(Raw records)
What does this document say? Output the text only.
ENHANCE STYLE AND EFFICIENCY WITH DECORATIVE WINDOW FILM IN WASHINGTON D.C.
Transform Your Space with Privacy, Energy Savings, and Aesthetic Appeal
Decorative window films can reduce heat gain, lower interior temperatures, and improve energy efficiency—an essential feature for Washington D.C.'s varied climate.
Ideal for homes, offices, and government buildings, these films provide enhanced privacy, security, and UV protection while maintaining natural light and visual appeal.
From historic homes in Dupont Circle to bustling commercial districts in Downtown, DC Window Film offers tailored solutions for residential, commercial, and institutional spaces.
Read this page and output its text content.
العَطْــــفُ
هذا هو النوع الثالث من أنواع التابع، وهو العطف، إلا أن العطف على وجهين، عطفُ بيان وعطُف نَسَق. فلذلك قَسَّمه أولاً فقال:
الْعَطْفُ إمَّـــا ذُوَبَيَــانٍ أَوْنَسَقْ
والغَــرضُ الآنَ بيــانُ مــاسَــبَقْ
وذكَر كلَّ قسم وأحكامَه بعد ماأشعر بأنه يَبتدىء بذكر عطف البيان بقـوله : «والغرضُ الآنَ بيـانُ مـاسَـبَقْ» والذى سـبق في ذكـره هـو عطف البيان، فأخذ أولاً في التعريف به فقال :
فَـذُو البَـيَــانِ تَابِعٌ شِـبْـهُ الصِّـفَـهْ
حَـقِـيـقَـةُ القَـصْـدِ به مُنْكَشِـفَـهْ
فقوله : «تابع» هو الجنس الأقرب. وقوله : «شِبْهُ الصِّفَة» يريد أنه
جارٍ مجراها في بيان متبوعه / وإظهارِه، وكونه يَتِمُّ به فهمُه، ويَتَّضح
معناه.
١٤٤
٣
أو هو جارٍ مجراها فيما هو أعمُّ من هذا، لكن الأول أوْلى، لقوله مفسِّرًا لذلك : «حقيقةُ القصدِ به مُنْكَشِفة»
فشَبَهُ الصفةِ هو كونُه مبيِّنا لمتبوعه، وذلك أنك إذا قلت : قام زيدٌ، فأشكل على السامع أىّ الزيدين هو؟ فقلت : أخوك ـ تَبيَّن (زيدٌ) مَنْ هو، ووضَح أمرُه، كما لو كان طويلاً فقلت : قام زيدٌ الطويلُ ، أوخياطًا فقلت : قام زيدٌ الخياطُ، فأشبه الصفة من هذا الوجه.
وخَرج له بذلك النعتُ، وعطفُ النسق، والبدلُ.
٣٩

## Brief:
Within the material above, find the lines that contain the word "this"; copy them.

## Finished answer:
What does this document say? Output the text only.
Read this page and output its text content.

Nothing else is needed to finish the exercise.